• _Consigne écrite 1_:
Pouvez-vous modifier le passage sur l’argent et l’arbre généalogique, de « Lorsqu’il y a » jusqu’à « par le clan familial. » inclus, en y remplaçant « arbre généalogique » par « histoire familiale » ?

• _Extrait présenté_:
----------------

Un article de Emmanuel Ratouis publié le 01 mars 2017

L’argent c’est de l’énergie. De ce fait, il est bon qu’il circule. Et lorsque dans un arbre généalogique ou après un héritage, l’argent ne descend plus d’une fratrie à la suivante, des prédécesseurs aux suivants, c’est comme si un robinet d’énergie ne coulait plus. Le blocage risque de coûter cher aux personnes concernées, pas seulement financièrement, mais en terme de dynamisme ! Celui qui n’a pas d’argent n’a pas d’autre choix que d’en réclamer pour finir par utiliser l’énergie des autres. C’est juste un constat, je dis cela sans jugement aucun. On a coutume de parler d’argent liquide pour parler de ces moyens d’échange qui peuvent nous filer entre les mains. Cela exprime bien l’idée de la fluidité de cette source d’énergie lorsque l’argent se trouve sous cette forme. Un petit exercice judicieux pourrait consister à vider nos poches pour vérifier sous quelle forme nous en disposons. Avons-nous juste chéquiers et/ou carte bleue ? Ou bien avons-nous du cash également ? Ou bien n’avons-nous que du cash, manière de laisser la porte entièrement ouverte aux va et vient énergétiques ? Il ne s’agit certainement pas de schématiser, encore moins de stigmatiser, mais disons simplement que celui qui ne dispose jamais d’espèces sur lui peut exprimer par là une forme de raidissement par rapport au préférable écoulement normal de l’argent. Il peut peut-être se poser la question d’une éventuelle problématique dans le clan familial. L’idéal étant comme souvent une question d’équilibre !

Lorsqu’il y a blocage dans ce domaine, il est souvent fort intéressant d’aller interroger son arbre généalogique. Peut-être Pourra-t-il nous éclairer sur l’origine du problème ? En espérant que la prise de conscience s’avère salvatrice et nous permette d’amorcer le changement ? Sans elle en tout cas, difficile d’imaginer une évolution en rapport avec notre problématique… A partir d’histoires, je vais tenter d’expliciter un certain nombre de mécanismes inconscients qui peuvent conduire à une situation traumatique vis-à-vis de l’argent, le cas fréquent étant que celui-ci nous file systématiquement entre les doigts. Il est impossible de le conserver. La liste qui suit n’est évidemment pas exhaustive. Pour la compléter, à nous de faire preuve d’autant d’imagination que notre inconscient :

L’argent a été mal acquis par le clan familial.

----------------

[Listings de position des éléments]
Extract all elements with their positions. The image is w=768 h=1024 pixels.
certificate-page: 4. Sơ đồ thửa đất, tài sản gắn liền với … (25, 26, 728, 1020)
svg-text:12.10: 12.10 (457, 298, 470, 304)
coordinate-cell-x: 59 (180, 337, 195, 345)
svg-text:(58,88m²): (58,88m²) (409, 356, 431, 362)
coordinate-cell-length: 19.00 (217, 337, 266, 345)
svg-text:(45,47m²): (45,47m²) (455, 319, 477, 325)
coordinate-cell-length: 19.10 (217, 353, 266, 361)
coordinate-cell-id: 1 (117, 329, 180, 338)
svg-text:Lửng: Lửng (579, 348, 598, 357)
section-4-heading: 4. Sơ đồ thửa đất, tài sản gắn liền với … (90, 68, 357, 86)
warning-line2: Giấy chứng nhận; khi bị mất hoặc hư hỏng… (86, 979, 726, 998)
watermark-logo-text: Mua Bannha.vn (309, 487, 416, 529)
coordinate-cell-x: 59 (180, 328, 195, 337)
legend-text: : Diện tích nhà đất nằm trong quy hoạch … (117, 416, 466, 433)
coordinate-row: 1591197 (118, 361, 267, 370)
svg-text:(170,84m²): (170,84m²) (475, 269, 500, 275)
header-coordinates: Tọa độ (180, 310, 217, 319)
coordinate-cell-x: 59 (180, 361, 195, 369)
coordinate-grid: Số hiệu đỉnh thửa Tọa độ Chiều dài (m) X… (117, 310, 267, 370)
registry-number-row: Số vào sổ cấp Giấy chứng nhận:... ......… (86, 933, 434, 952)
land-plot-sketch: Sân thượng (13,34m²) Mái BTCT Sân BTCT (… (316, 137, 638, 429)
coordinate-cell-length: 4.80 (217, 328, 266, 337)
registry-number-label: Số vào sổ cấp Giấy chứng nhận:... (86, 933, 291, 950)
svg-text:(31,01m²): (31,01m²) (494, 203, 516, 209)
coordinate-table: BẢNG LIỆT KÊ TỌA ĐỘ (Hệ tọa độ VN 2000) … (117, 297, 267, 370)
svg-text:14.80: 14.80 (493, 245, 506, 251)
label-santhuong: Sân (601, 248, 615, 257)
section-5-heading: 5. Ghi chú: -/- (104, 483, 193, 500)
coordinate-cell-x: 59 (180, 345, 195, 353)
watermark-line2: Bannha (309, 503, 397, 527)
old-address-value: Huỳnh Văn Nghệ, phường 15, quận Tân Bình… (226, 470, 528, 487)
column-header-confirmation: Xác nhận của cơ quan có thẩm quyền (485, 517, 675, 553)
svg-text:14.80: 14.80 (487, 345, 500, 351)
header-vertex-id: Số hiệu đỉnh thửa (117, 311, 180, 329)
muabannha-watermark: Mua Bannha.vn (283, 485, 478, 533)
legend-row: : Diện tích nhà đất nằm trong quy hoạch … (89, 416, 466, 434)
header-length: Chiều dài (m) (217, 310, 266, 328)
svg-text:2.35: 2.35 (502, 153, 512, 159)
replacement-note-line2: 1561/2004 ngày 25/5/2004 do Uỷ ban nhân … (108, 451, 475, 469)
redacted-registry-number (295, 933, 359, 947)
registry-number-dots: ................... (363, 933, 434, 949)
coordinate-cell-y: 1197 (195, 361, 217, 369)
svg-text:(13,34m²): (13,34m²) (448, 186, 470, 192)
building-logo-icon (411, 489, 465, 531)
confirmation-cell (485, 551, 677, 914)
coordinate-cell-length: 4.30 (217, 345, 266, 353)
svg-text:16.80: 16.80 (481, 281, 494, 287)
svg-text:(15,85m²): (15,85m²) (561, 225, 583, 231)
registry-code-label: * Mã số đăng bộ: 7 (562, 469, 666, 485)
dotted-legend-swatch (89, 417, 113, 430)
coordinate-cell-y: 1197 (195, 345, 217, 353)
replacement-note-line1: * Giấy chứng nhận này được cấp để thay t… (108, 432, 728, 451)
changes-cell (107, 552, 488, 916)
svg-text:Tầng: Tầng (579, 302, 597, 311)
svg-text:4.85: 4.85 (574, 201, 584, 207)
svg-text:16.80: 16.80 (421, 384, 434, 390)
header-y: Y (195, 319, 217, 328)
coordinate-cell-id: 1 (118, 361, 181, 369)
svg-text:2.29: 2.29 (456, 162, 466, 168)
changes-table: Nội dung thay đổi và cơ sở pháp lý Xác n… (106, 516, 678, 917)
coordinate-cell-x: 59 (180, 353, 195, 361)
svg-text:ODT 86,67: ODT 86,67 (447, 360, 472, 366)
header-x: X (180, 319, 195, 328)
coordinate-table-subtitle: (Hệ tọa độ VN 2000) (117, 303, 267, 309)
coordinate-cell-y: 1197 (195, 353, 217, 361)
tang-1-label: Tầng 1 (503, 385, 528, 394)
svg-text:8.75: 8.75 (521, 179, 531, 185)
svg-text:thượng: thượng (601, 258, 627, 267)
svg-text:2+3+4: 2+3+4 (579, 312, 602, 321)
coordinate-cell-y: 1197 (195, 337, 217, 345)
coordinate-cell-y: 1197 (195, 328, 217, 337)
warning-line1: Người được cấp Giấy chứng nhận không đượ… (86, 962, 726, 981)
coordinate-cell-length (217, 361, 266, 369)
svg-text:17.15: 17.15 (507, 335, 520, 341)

----------------

• _Consigne écrite 2_:
Pouvez-vous convertir en liste numérotée les lignes du listing, du début jusqu’à la ligne contenant « coordinate-cell-x: 59 (180, 337, 195, 345) » incluse, sans les lignes vides ?

• _Réponse complète 1_:
Lorsqu’il y a blocage dans ce domaine, il est souvent fort intéressant d’aller interroger son histoire familiale. Peut-être Pourra-t-il nous éclairer sur l’origine du problème ? En espérant que la prise de conscience s’avère salvatrice et nous permette d’amorcer le changement ? Sans elle en tout cas, difficile d’imaginer une évolution en rapport avec notre problématique… A partir d’histoires, je vais tenter d’expliciter un certain nombre de mécanismes inconscients qui peuvent conduire à une situation traumatique vis-à-vis de l’argent, le cas fréquent étant que celui-ci nous file systématiquement entre les doigts. Il est impossible de le conserver. La liste qui suit n’est évidemment pas exhaustive. Pour la compléter, à nous de faire preuve d’autant d’imagination que notre inconscient :

L’argent a été mal acquis par le clan familial.

• _Réponse complète 2_:
1. Extract all elements with their positions. The image is w=768 h=1024 pixels.
2. certificate-page: 4. Sơ đồ thửa đất, tài sản gắn liền với … (25, 26, 728, 1020)
3. svg-text:12.10: 12.10 (457, 298, 470, 304)
4. coordinate-cell-x: 59 (180, 337, 195, 345)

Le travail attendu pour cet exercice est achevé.